- _EXERCISE DETAILS_
In your copy, leave out the pictures; write out all the data exactly.
--- Start DATA PROVIDED ---
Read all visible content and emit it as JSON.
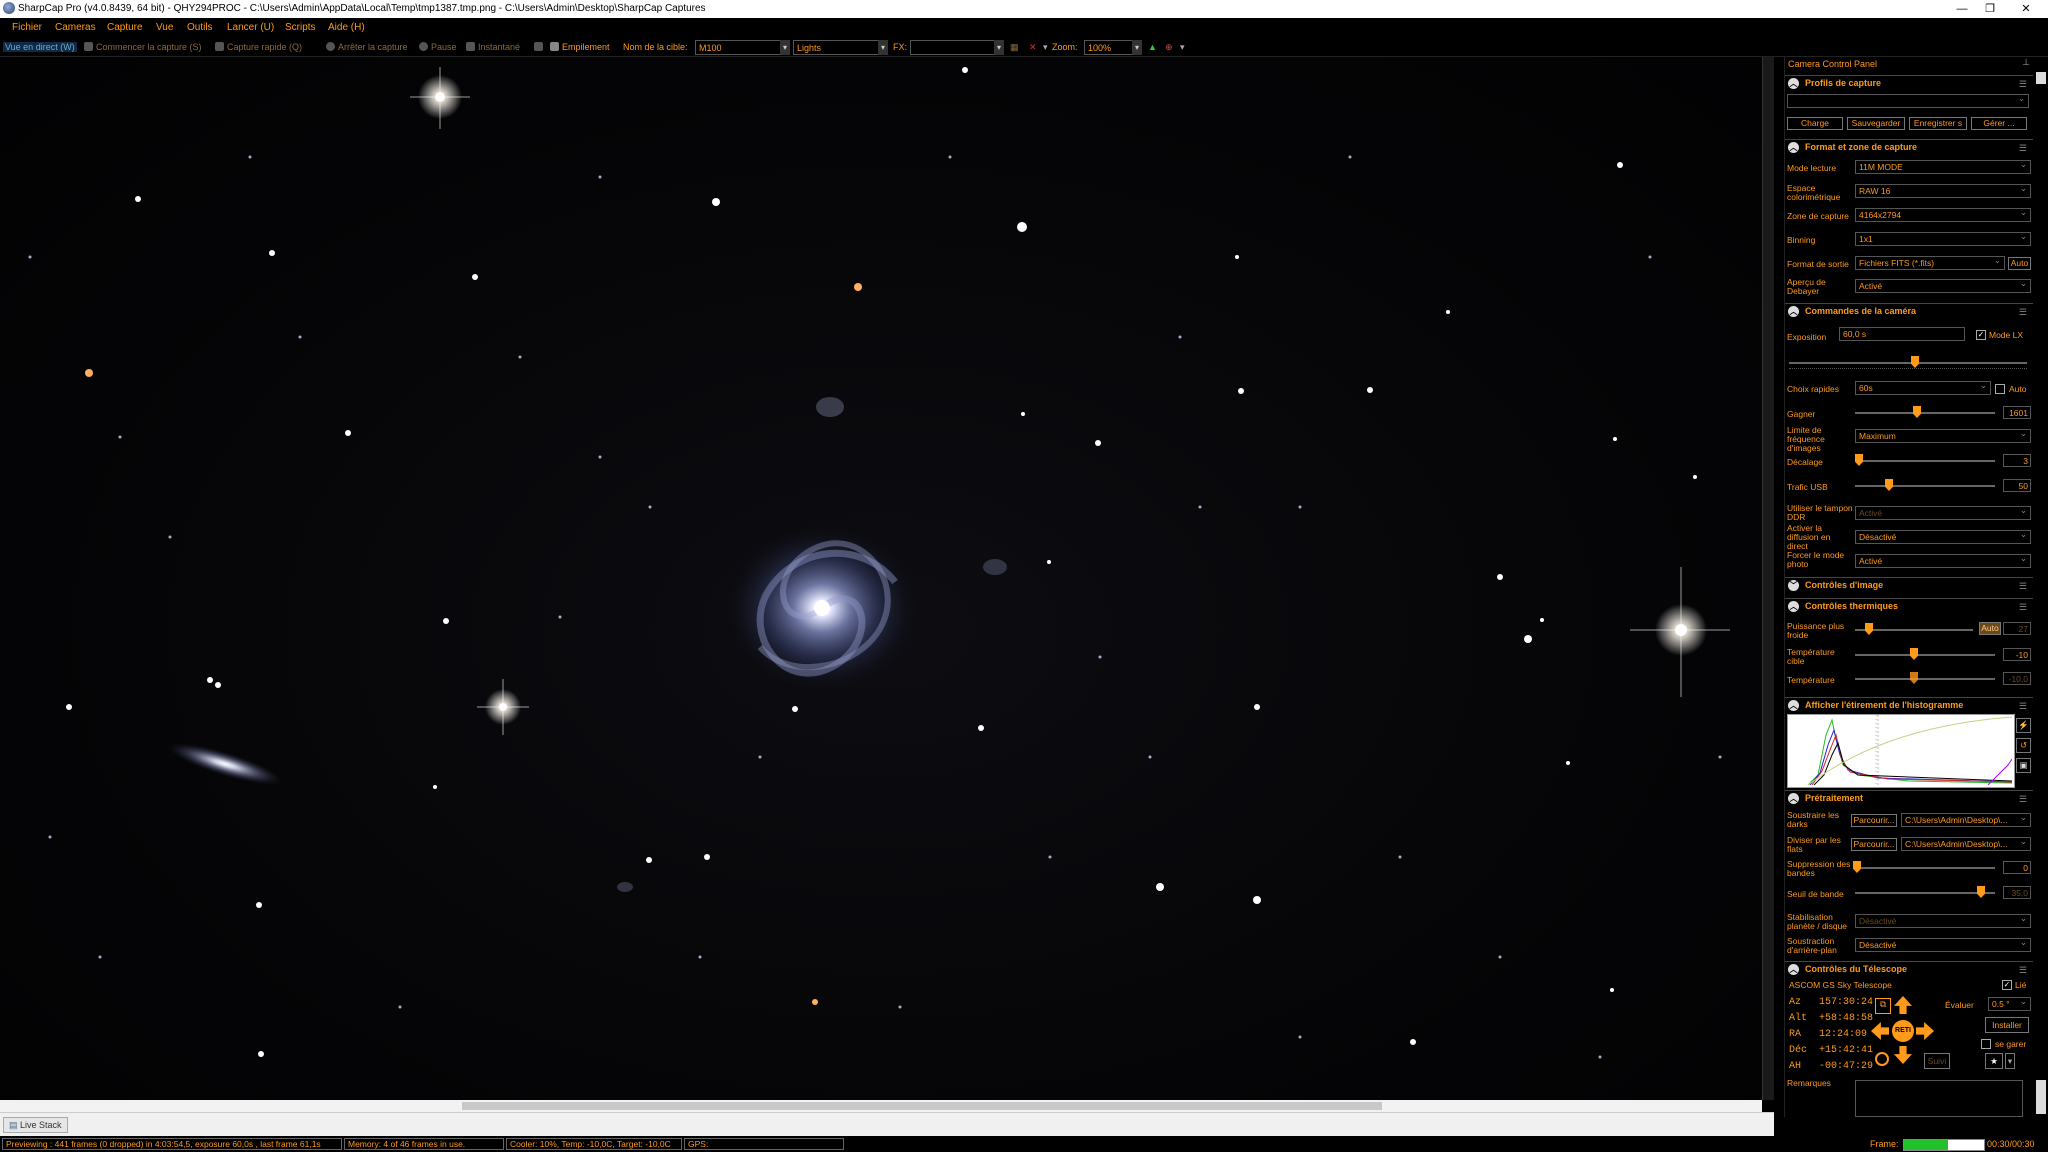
{
  "window": {
    "title": "SharpCap Pro (v4.0.8439, 64 bit) - QHY294PROC - C:\\Users\\Admin\\AppData\\Local\\Temp\\tmp1387.tmp.png - C:\\Users\\Admin\\Desktop\\SharpCap Captures"
  },
  "menu": [
    "Fichier",
    "Cameras",
    "Capture",
    "Vue",
    "Outils",
    "Lancer (U)",
    "Scripts",
    "Aide (H)"
  ],
  "toolbar": {
    "live_view": "Vue en direct (W)",
    "start_capture": "Commencer la capture (S)",
    "quick_capture": "Capture rapide (Q)",
    "stop_capture": "Arrêter la capture",
    "pause": "Pause",
    "snapshot": "Instantané",
    "stacking": "Empilement",
    "target_label": "Nom de la cible:",
    "target_value": "M100",
    "frame_type": "Lights",
    "fx_label": "FX:",
    "zoom_label": "Zoom:",
    "zoom_value": "100%"
  },
  "panel": {
    "title": "Camera Control Panel",
    "pin": "⊥",
    "profiles": {
      "title": "Profils de capture",
      "buttons": [
        "Charge",
        "Sauvegarder",
        "Enregistrer s",
        "Gérer ..."
      ]
    },
    "format": {
      "title": "Format et zone de capture",
      "rows": [
        {
          "label": "Mode lecture",
          "value": "11M MODE"
        },
        {
          "label": "Espace colorimétrique",
          "value": "RAW 16"
        },
        {
          "label": "Zone de capture",
          "value": "4164x2794"
        },
        {
          "label": "Binning",
          "value": "1x1"
        },
        {
          "label": "Format de sortie",
          "value": "Fichiers FITS (*.fits)",
          "extra": "Auto"
        },
        {
          "label": "Aperçu de Debayer",
          "value": "Activé"
        }
      ]
    },
    "camera": {
      "title": "Commandes de la caméra",
      "exposure_label": "Exposition",
      "exposure_value": "60,0 s",
      "lx_label": "Mode LX",
      "quick_label": "Choix rapides",
      "quick_value": "60s",
      "auto_label": "Auto",
      "gain_label": "Gagner",
      "gain_value": "1601",
      "framerate_label": "Limite de fréquence d'images",
      "framerate_value": "Maximum",
      "offset_label": "Décalage",
      "offset_value": "3",
      "usb_label": "Trafic USB",
      "usb_value": "50",
      "ddr_label": "Utiliser le tampon DDR",
      "ddr_value": "Activé",
      "stream_label": "Activer la diffusion en direct",
      "stream_value": "Désactivé",
      "still_label": "Forcer le mode photo",
      "still_value": "Activé"
    },
    "image_controls": {
      "title": "Contrôles d'image"
    },
    "thermal": {
      "title": "Contrôles thermiques",
      "cooler_label": "Puissance plus froide",
      "cooler_auto": "Auto",
      "cooler_value": "27",
      "target_label": "Température cible",
      "target_value": "-10",
      "temp_label": "Température",
      "temp_value": "-10,0"
    },
    "histogram": {
      "title": "Afficher l'étirement de l'histogramme"
    },
    "preprocess": {
      "title": "Prétraitement",
      "dark_label": "Soustraire les darks",
      "flat_label": "Diviser par les flats",
      "browse": "Parcourir...",
      "dark_path": "C:\\Users\\Admin\\Desktop\\...",
      "flat_path": "C:\\Users\\Admin\\Desktop\\...",
      "banding_label": "Suppression des bandes",
      "banding_value": "0",
      "threshold_label": "Seuil de bande",
      "threshold_value": "35,0",
      "stab_label": "Stabilisation planète / disque",
      "stab_value": "Désactivé",
      "bg_label": "Soustraction d'arrière-plan",
      "bg_value": "Désactivé"
    },
    "telescope": {
      "title": "Contrôles du Télescope",
      "name": "ASCOM GS Sky Telescope",
      "linked": "Lié",
      "coords": [
        {
          "k": "Az",
          "v": "157:30:24"
        },
        {
          "k": "Alt",
          "v": "+58:48:58"
        },
        {
          "k": "RA",
          "v": "12:24:09"
        },
        {
          "k": "Déc",
          "v": "+15:42:41"
        },
        {
          "k": "AH",
          "v": "-00:47:29"
        }
      ],
      "rate_label": "Évaluer",
      "rate_value": "0.5 °",
      "setup": "Installer",
      "park": "se garer",
      "track": "Suivi",
      "center": "RETI"
    },
    "notes_label": "Remarques"
  },
  "livestack": "Live Stack",
  "status": {
    "preview": "Previewing : 441 frames (0 dropped) in 4:03:54,5, exposure 60,0s , last frame 61,1s",
    "memory": "Memory: 4 of 46 frames in use.",
    "cooler": "Cooler: 10%, Temp: -10,0C, Target: -10,0C",
    "gps": "GPS:",
    "frame_label": "Frame:",
    "frame_time": "00:30/00:30",
    "frame_progress": 0.55
  }
}
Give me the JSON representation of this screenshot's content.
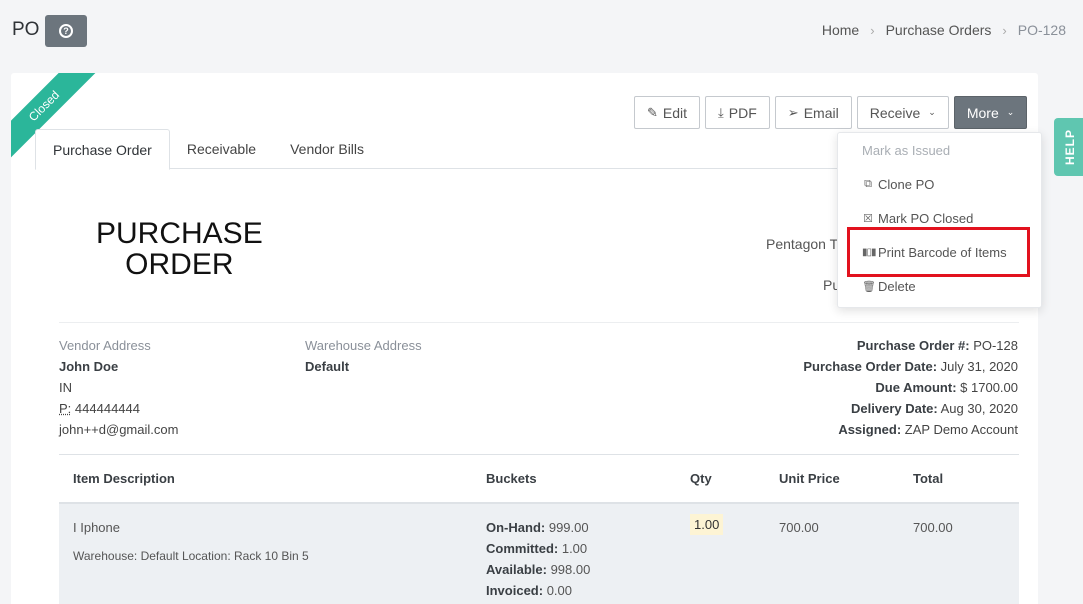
{
  "header": {
    "title": "PO",
    "help_icon": "question-circle-icon"
  },
  "breadcrumb": {
    "home": "Home",
    "section": "Purchase Orders",
    "current": "PO-128"
  },
  "ribbon": {
    "label": "Closed",
    "color": "#2bb69a"
  },
  "toolbar": {
    "edit": "Edit",
    "pdf": "PDF",
    "email": "Email",
    "receive": "Receive",
    "more": "More"
  },
  "tabs": [
    {
      "label": "Purchase Order",
      "active": true
    },
    {
      "label": "Receivable",
      "active": false
    },
    {
      "label": "Vendor Bills",
      "active": false
    }
  ],
  "document": {
    "heading_line1": "PURCHASE",
    "heading_line2": "ORDER",
    "company_partial": "Pentagon T",
    "company_partial2": "Pu"
  },
  "vendor": {
    "label": "Vendor Address",
    "name": "John Doe",
    "country": "IN",
    "phone_label": "P:",
    "phone": "444444444",
    "email": "john++d@gmail.com"
  },
  "warehouse": {
    "label": "Warehouse Address",
    "name": "Default"
  },
  "po_info": {
    "number_label": "Purchase Order #:",
    "number": "PO-128",
    "date_label": "Purchase Order Date:",
    "date": "July 31, 2020",
    "due_label": "Due Amount:",
    "due": "$ 1700.00",
    "delivery_label": "Delivery Date:",
    "delivery": "Aug 30, 2020",
    "assigned_label": "Assigned:",
    "assigned": "ZAP Demo Account"
  },
  "table": {
    "headers": {
      "description": "Item Description",
      "buckets": "Buckets",
      "qty": "Qty",
      "unit_price": "Unit Price",
      "total": "Total"
    },
    "rows": [
      {
        "name": "I Iphone",
        "location": "Warehouse: Default Location: Rack 10 Bin 5",
        "onhand_label": "On-Hand:",
        "onhand": "999.00",
        "committed_label": "Committed:",
        "committed": "1.00",
        "available_label": "Available:",
        "available": "998.00",
        "invoiced_label": "Invoiced:",
        "invoiced": "0.00",
        "qty": "1.00",
        "unit_price": "700.00",
        "total": "700.00"
      }
    ]
  },
  "more_menu": {
    "items": [
      {
        "label": "Mark as Issued",
        "icon": "",
        "disabled": true
      },
      {
        "label": "Clone PO",
        "icon": "copy-icon",
        "disabled": false
      },
      {
        "label": "Mark PO Closed",
        "icon": "close-square-icon",
        "disabled": false
      },
      {
        "label": "Print Barcode of Items",
        "icon": "barcode-icon",
        "disabled": false
      },
      {
        "label": "Delete",
        "icon": "trash-icon",
        "disabled": false
      }
    ],
    "highlight_color": "#e2121e"
  },
  "help_tab": {
    "label": "HELP"
  }
}
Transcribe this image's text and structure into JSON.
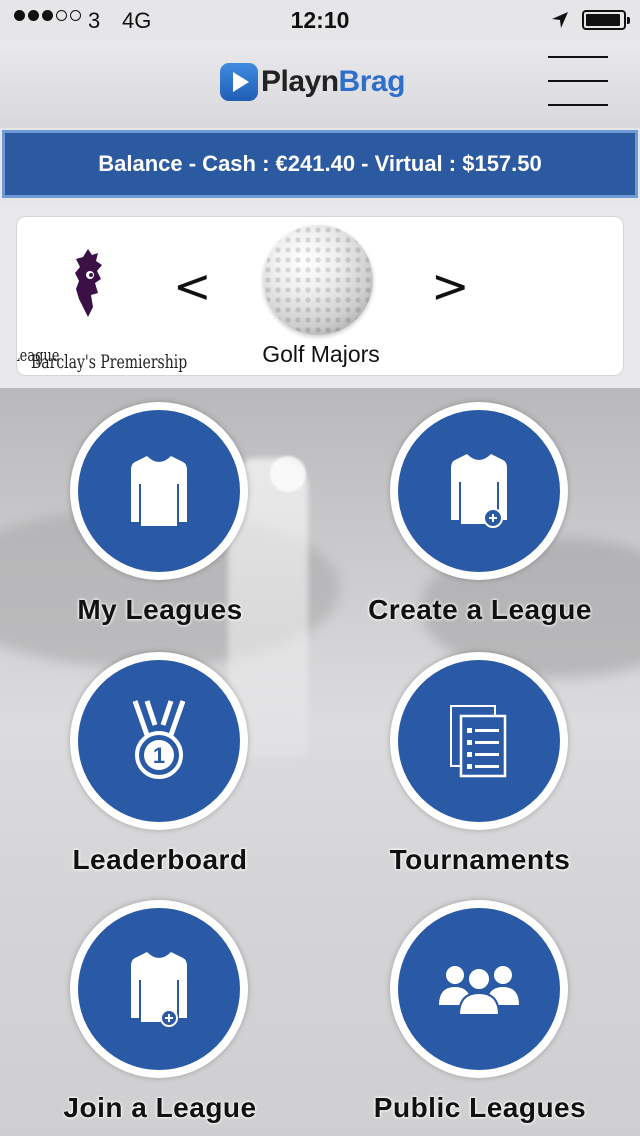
--- End DATA PROVIDED ---
- _TASK RESPONSE_
Read all visible content and emit it as JSON.
{
  "window": {
    "title": "SharpCap Pro (v4.0.8439, 64 bit) - QHY294PROC - C:\\Users\\Admin\\AppData\\Local\\Temp\\tmp1387.tmp.png - C:\\Users\\Admin\\Desktop\\SharpCap Captures"
  },
  "menu": [
    "Fichier",
    "Cameras",
    "Capture",
    "Vue",
    "Outils",
    "Lancer (U)",
    "Scripts",
    "Aide (H)"
  ],
  "toolbar": {
    "live_view": "Vue en direct (W)",
    "start_capture": "Commencer la capture (S)",
    "quick_capture": "Capture rapide (Q)",
    "stop_capture": "Arrêter la capture",
    "pause": "Pause",
    "snapshot": "Instantané",
    "stacking": "Empilement",
    "target_label": "Nom de la cible:",
    "target_value": "M100",
    "frame_type": "Lights",
    "fx_label": "FX:",
    "zoom_label": "Zoom:",
    "zoom_value": "100%"
  },
  "panel": {
    "title": "Camera Control Panel",
    "pin": "⊥",
    "profiles": {
      "title": "Profils de capture",
      "buttons": [
        "Charge",
        "Sauvegarder",
        "Enregistrer s",
        "Gérer ..."
      ]
    },
    "format": {
      "title": "Format et zone de capture",
      "rows": [
        {
          "label": "Mode lecture",
          "value": "11M MODE"
        },
        {
          "label": "Espace colorimétrique",
          "value": "RAW 16"
        },
        {
          "label": "Zone de capture",
          "value": "4164x2794"
        },
        {
          "label": "Binning",
          "value": "1x1"
        },
        {
          "label": "Format de sortie",
          "value": "Fichiers FITS (*.fits)",
          "extra": "Auto"
        },
        {
          "label": "Aperçu de Debayer",
          "value": "Activé"
        }
      ]
    },
    "camera": {
      "title": "Commandes de la caméra",
      "exposure_label": "Exposition",
      "exposure_value": "60,0 s",
      "lx_label": "Mode LX",
      "quick_label": "Choix rapides",
      "quick_value": "60s",
      "auto_label": "Auto",
      "gain_label": "Gagner",
      "gain_value": "1601",
      "framerate_label": "Limite de fréquence d'images",
      "framerate_value": "Maximum",
      "offset_label": "Décalage",
      "offset_value": "3",
      "usb_label": "Trafic USB",
      "usb_value": "50",
      "ddr_label": "Utiliser le tampon DDR",
      "ddr_value": "Activé",
      "stream_label": "Activer la diffusion en direct",
      "stream_value": "Désactivé",
      "still_label": "Forcer le mode photo",
      "still_value": "Activé"
    },
    "image_controls": {
      "title": "Contrôles d'image"
    },
    "thermal": {
      "title": "Contrôles thermiques",
      "cooler_label": "Puissance plus froide",
      "cooler_auto": "Auto",
      "cooler_value": "27",
      "target_label": "Température cible",
      "target_value": "-10",
      "temp_label": "Température",
      "temp_value": "-10,0"
    },
    "histogram": {
      "title": "Afficher l'étirement de l'histogramme"
    },
    "preprocess": {
      "title": "Prétraitement",
      "dark_label": "Soustraire les darks",
      "flat_label": "Diviser par les flats",
      "browse": "Parcourir...",
      "dark_path": "C:\\Users\\Admin\\Desktop\\...",
      "flat_path": "C:\\Users\\Admin\\Desktop\\...",
      "banding_label": "Suppression des bandes",
      "banding_value": "0",
      "threshold_label": "Seuil de bande",
      "threshold_value": "35,0",
      "stab_label": "Stabilisation planète / disque",
      "stab_value": "Désactivé",
      "bg_label": "Soustraction d'arrière-plan",
      "bg_value": "Désactivé"
    },
    "telescope": {
      "title": "Contrôles du Télescope",
      "name": "ASCOM GS Sky Telescope",
      "linked": "Lié",
      "coords": [
        {
          "k": "Az",
          "v": "157:30:24"
        },
        {
          "k": "Alt",
          "v": "+58:48:58"
        },
        {
          "k": "RA",
          "v": "12:24:09"
        },
        {
          "k": "Déc",
          "v": "+15:42:41"
        },
        {
          "k": "AH",
          "v": "-00:47:29"
        }
      ],
      "rate_label": "Évaluer",
      "rate_value": "0.5 °",
      "setup": "Installer",
      "park": "se garer",
      "track": "Suivi",
      "center": "RETI"
    },
    "notes_label": "Remarques"
  },
  "livestack": "Live Stack",
  "status": {
    "preview": "Previewing : 441 frames (0 dropped) in 4:03:54,5, exposure 60,0s , last frame 61,1s",
    "memory": "Memory: 4 of 46 frames in use.",
    "cooler": "Cooler: 10%, Temp: -10,0C, Target: -10,0C",
    "gps": "GPS:",
    "frame_label": "Frame:",
    "frame_time": "00:30/00:30",
    "frame_progress": 0.55
  }
}
Give me the JSON representation of this screenshot's content.
{
  "header": {
    "title": "PO",
    "help_icon": "question-circle-icon"
  },
  "breadcrumb": {
    "home": "Home",
    "section": "Purchase Orders",
    "current": "PO-128"
  },
  "ribbon": {
    "label": "Closed",
    "color": "#2bb69a"
  },
  "toolbar": {
    "edit": "Edit",
    "pdf": "PDF",
    "email": "Email",
    "receive": "Receive",
    "more": "More"
  },
  "tabs": [
    {
      "label": "Purchase Order",
      "active": true
    },
    {
      "label": "Receivable",
      "active": false
    },
    {
      "label": "Vendor Bills",
      "active": false
    }
  ],
  "document": {
    "heading_line1": "PURCHASE",
    "heading_line2": "ORDER",
    "company_partial": "Pentagon T",
    "company_partial2": "Pu"
  },
  "vendor": {
    "label": "Vendor Address",
    "name": "John Doe",
    "country": "IN",
    "phone_label": "P:",
    "phone": "444444444",
    "email": "john++d@gmail.com"
  },
  "warehouse": {
    "label": "Warehouse Address",
    "name": "Default"
  },
  "po_info": {
    "number_label": "Purchase Order #:",
    "number": "PO-128",
    "date_label": "Purchase Order Date:",
    "date": "July 31, 2020",
    "due_label": "Due Amount:",
    "due": "$ 1700.00",
    "delivery_label": "Delivery Date:",
    "delivery": "Aug 30, 2020",
    "assigned_label": "Assigned:",
    "assigned": "ZAP Demo Account"
  },
  "table": {
    "headers": {
      "description": "Item Description",
      "buckets": "Buckets",
      "qty": "Qty",
      "unit_price": "Unit Price",
      "total": "Total"
    },
    "rows": [
      {
        "name": "I Iphone",
        "location": "Warehouse: Default Location: Rack 10 Bin 5",
        "onhand_label": "On-Hand:",
        "onhand": "999.00",
        "committed_label": "Committed:",
        "committed": "1.00",
        "available_label": "Available:",
        "available": "998.00",
        "invoiced_label": "Invoiced:",
        "invoiced": "0.00",
        "qty": "1.00",
        "unit_price": "700.00",
        "total": "700.00"
      }
    ]
  },
  "more_menu": {
    "items": [
      {
        "label": "Mark as Issued",
        "icon": "",
        "disabled": true
      },
      {
        "label": "Clone PO",
        "icon": "copy-icon",
        "disabled": false
      },
      {
        "label": "Mark PO Closed",
        "icon": "close-square-icon",
        "disabled": false
      },
      {
        "label": "Print Barcode of Items",
        "icon": "barcode-icon",
        "disabled": false
      },
      {
        "label": "Delete",
        "icon": "trash-icon",
        "disabled": false
      }
    ],
    "highlight_color": "#e2121e"
  },
  "help_tab": {
    "label": "HELP"
  }
}
Transcribe this image's text and structure into JSON.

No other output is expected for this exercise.